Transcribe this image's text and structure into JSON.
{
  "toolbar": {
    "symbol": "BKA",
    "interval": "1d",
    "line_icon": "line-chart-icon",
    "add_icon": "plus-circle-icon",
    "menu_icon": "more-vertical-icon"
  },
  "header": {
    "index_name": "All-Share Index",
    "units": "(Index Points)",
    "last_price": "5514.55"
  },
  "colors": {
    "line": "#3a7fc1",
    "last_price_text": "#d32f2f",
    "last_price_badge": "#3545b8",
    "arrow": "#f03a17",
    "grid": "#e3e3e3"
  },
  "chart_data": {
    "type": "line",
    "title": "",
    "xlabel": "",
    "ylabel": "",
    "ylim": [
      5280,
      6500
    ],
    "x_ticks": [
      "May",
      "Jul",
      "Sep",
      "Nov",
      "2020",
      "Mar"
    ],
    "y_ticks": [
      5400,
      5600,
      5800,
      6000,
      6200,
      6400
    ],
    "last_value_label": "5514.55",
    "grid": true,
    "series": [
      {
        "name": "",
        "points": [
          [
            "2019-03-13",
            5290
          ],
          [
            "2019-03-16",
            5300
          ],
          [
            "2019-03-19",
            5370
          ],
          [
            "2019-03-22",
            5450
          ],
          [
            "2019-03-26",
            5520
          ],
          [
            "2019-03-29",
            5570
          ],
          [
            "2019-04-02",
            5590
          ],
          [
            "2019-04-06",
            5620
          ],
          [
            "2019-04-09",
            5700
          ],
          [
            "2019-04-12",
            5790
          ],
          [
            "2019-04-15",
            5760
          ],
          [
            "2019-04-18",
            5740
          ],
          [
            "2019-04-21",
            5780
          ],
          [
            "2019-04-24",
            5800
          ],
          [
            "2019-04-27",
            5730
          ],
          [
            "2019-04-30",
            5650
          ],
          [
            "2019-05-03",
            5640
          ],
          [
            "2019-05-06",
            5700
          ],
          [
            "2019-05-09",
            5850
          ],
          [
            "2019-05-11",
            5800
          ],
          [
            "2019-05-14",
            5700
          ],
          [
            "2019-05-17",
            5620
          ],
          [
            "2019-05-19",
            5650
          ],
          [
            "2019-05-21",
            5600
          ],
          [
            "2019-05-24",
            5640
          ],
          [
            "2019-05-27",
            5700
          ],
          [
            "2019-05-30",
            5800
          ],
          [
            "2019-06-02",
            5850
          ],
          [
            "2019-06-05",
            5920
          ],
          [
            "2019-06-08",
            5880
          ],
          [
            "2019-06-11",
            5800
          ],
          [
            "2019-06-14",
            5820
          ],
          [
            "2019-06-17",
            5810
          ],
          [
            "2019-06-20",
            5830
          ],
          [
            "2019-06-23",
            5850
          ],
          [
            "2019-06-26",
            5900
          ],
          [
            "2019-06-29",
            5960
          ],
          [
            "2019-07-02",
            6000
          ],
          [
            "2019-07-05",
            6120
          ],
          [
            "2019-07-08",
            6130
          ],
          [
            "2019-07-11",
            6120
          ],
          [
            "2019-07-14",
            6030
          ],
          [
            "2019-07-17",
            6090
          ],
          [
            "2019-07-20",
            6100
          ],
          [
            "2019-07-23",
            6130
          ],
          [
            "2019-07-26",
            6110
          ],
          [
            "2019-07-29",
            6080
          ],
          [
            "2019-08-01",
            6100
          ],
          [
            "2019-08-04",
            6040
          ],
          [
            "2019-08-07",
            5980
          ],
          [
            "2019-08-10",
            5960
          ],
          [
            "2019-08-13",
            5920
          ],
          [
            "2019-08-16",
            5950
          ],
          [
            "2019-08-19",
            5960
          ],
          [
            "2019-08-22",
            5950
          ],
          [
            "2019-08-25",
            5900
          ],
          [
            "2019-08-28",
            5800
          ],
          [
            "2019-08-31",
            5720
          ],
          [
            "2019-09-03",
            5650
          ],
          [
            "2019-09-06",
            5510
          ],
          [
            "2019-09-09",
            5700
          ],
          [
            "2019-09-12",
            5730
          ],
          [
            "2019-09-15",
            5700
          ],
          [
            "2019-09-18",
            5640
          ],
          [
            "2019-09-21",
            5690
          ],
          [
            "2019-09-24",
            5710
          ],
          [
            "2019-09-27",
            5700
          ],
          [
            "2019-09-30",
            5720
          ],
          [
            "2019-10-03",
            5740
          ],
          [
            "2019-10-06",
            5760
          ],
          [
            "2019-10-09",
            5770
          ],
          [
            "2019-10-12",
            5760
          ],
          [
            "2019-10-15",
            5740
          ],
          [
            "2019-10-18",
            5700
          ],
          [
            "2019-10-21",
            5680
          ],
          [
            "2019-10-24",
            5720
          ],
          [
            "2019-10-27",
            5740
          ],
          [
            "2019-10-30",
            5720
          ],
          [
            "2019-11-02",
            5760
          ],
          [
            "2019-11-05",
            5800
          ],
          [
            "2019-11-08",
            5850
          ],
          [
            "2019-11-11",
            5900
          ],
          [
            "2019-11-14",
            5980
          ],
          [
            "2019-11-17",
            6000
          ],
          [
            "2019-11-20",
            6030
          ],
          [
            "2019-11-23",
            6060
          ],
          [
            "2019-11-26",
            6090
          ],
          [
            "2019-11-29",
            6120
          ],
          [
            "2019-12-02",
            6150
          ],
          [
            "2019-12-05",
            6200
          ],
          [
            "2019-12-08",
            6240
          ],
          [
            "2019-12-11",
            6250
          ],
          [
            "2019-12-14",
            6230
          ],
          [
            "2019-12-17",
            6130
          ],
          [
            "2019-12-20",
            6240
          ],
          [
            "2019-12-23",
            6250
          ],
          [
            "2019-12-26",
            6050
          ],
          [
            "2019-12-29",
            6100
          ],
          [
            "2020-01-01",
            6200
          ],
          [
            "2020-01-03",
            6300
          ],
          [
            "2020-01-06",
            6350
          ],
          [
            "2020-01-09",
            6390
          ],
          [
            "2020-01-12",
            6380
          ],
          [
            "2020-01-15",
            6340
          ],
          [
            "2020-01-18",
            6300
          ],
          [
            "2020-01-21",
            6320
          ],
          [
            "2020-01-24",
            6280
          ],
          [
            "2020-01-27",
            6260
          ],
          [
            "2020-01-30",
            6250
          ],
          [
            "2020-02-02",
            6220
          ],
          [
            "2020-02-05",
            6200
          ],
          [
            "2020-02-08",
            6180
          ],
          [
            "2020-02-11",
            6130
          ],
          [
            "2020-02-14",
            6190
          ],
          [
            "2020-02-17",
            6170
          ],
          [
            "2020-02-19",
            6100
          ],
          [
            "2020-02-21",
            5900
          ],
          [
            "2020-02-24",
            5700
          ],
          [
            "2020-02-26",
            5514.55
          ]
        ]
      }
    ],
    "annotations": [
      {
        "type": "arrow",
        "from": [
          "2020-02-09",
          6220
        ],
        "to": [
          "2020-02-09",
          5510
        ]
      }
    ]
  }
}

· · · · · · ·

Exactly reproduce every line found in the records.

Transcribe this image's text and structure into JSON.
{
  "toolbar": {
    "symbol": "BKA",
    "interval": "1d",
    "line_icon": "line-chart-icon",
    "add_icon": "plus-circle-icon",
    "menu_icon": "more-vertical-icon"
  },
  "header": {
    "index_name": "All-Share Index",
    "units": "(Index Points)",
    "last_price": "5514.55"
  },
  "colors": {
    "line": "#3a7fc1",
    "last_price_text": "#d32f2f",
    "last_price_badge": "#3545b8",
    "arrow": "#f03a17",
    "grid": "#e3e3e3"
  },
  "chart_data": {
    "type": "line",
    "title": "",
    "xlabel": "",
    "ylabel": "",
    "ylim": [
      5280,
      6500
    ],
    "x_ticks": [
      "May",
      "Jul",
      "Sep",
      "Nov",
      "2020",
      "Mar"
    ],
    "y_ticks": [
      5400,
      5600,
      5800,
      6000,
      6200,
      6400
    ],
    "last_value_label": "5514.55",
    "grid": true,
    "series": [
      {
        "name": "",
        "points": [
          [
            "2019-03-13",
            5290
          ],
          [
            "2019-03-16",
            5300
          ],
          [
            "2019-03-19",
            5370
          ],
          [
            "2019-03-22",
            5450
          ],
          [
            "2019-03-26",
            5520
          ],
          [
            "2019-03-29",
            5570
          ],
          [
            "2019-04-02",
            5590
          ],
          [
            "2019-04-06",
            5620
          ],
          [
            "2019-04-09",
            5700
          ],
          [
            "2019-04-12",
            5790
          ],
          [
            "2019-04-15",
            5760
          ],
          [
            "2019-04-18",
            5740
          ],
          [
            "2019-04-21",
            5780
          ],
          [
            "2019-04-24",
            5800
          ],
          [
            "2019-04-27",
            5730
          ],
          [
            "2019-04-30",
            5650
          ],
          [
            "2019-05-03",
            5640
          ],
          [
            "2019-05-06",
            5700
          ],
          [
            "2019-05-09",
            5850
          ],
          [
            "2019-05-11",
            5800
          ],
          [
            "2019-05-14",
            5700
          ],
          [
            "2019-05-17",
            5620
          ],
          [
            "2019-05-19",
            5650
          ],
          [
            "2019-05-21",
            5600
          ],
          [
            "2019-05-24",
            5640
          ],
          [
            "2019-05-27",
            5700
          ],
          [
            "2019-05-30",
            5800
          ],
          [
            "2019-06-02",
            5850
          ],
          [
            "2019-06-05",
            5920
          ],
          [
            "2019-06-08",
            5880
          ],
          [
            "2019-06-11",
            5800
          ],
          [
            "2019-06-14",
            5820
          ],
          [
            "2019-06-17",
            5810
          ],
          [
            "2019-06-20",
            5830
          ],
          [
            "2019-06-23",
            5850
          ],
          [
            "2019-06-26",
            5900
          ],
          [
            "2019-06-29",
            5960
          ],
          [
            "2019-07-02",
            6000
          ],
          [
            "2019-07-05",
            6120
          ],
          [
            "2019-07-08",
            6130
          ],
          [
            "2019-07-11",
            6120
          ],
          [
            "2019-07-14",
            6030
          ],
          [
            "2019-07-17",
            6090
          ],
          [
            "2019-07-20",
            6100
          ],
          [
            "2019-07-23",
            6130
          ],
          [
            "2019-07-26",
            6110
          ],
          [
            "2019-07-29",
            6080
          ],
          [
            "2019-08-01",
            6100
          ],
          [
            "2019-08-04",
            6040
          ],
          [
            "2019-08-07",
            5980
          ],
          [
            "2019-08-10",
            5960
          ],
          [
            "2019-08-13",
            5920
          ],
          [
            "2019-08-16",
            5950
          ],
          [
            "2019-08-19",
            5960
          ],
          [
            "2019-08-22",
            5950
          ],
          [
            "2019-08-25",
            5900
          ],
          [
            "2019-08-28",
            5800
          ],
          [
            "2019-08-31",
            5720
          ],
          [
            "2019-09-03",
            5650
          ],
          [
            "2019-09-06",
            5510
          ],
          [
            "2019-09-09",
            5700
          ],
          [
            "2019-09-12",
            5730
          ],
          [
            "2019-09-15",
            5700
          ],
          [
            "2019-09-18",
            5640
          ],
          [
            "2019-09-21",
            5690
          ],
          [
            "2019-09-24",
            5710
          ],
          [
            "2019-09-27",
            5700
          ],
          [
            "2019-09-30",
            5720
          ],
          [
            "2019-10-03",
            5740
          ],
          [
            "2019-10-06",
            5760
          ],
          [
            "2019-10-09",
            5770
          ],
          [
            "2019-10-12",
            5760
          ],
          [
            "2019-10-15",
            5740
          ],
          [
            "2019-10-18",
            5700
          ],
          [
            "2019-10-21",
            5680
          ],
          [
            "2019-10-24",
            5720
          ],
          [
            "2019-10-27",
            5740
          ],
          [
            "2019-10-30",
            5720
          ],
          [
            "2019-11-02",
            5760
          ],
          [
            "2019-11-05",
            5800
          ],
          [
            "2019-11-08",
            5850
          ],
          [
            "2019-11-11",
            5900
          ],
          [
            "2019-11-14",
            5980
          ],
          [
            "2019-11-17",
            6000
          ],
          [
            "2019-11-20",
            6030
          ],
          [
            "2019-11-23",
            6060
          ],
          [
            "2019-11-26",
            6090
          ],
          [
            "2019-11-29",
            6120
          ],
          [
            "2019-12-02",
            6150
          ],
          [
            "2019-12-05",
            6200
          ],
          [
            "2019-12-08",
            6240
          ],
          [
            "2019-12-11",
            6250
          ],
          [
            "2019-12-14",
            6230
          ],
          [
            "2019-12-17",
            6130
          ],
          [
            "2019-12-20",
            6240
          ],
          [
            "2019-12-23",
            6250
          ],
          [
            "2019-12-26",
            6050
          ],
          [
            "2019-12-29",
            6100
          ],
          [
            "2020-01-01",
            6200
          ],
          [
            "2020-01-03",
            6300
          ],
          [
            "2020-01-06",
            6350
          ],
          [
            "2020-01-09",
            6390
          ],
          [
            "2020-01-12",
            6380
          ],
          [
            "2020-01-15",
            6340
          ],
          [
            "2020-01-18",
            6300
          ],
          [
            "2020-01-21",
            6320
          ],
          [
            "2020-01-24",
            6280
          ],
          [
            "2020-01-27",
            6260
          ],
          [
            "2020-01-30",
            6250
          ],
          [
            "2020-02-02",
            6220
          ],
          [
            "2020-02-05",
            6200
          ],
          [
            "2020-02-08",
            6180
          ],
          [
            "2020-02-11",
            6130
          ],
          [
            "2020-02-14",
            6190
          ],
          [
            "2020-02-17",
            6170
          ],
          [
            "2020-02-19",
            6100
          ],
          [
            "2020-02-21",
            5900
          ],
          [
            "2020-02-24",
            5700
          ],
          [
            "2020-02-26",
            5514.55
          ]
        ]
      }
    ],
    "annotations": [
      {
        "type": "arrow",
        "from": [
          "2020-02-09",
          6220
        ],
        "to": [
          "2020-02-09",
          5510
        ]
      }
    ]
  }
}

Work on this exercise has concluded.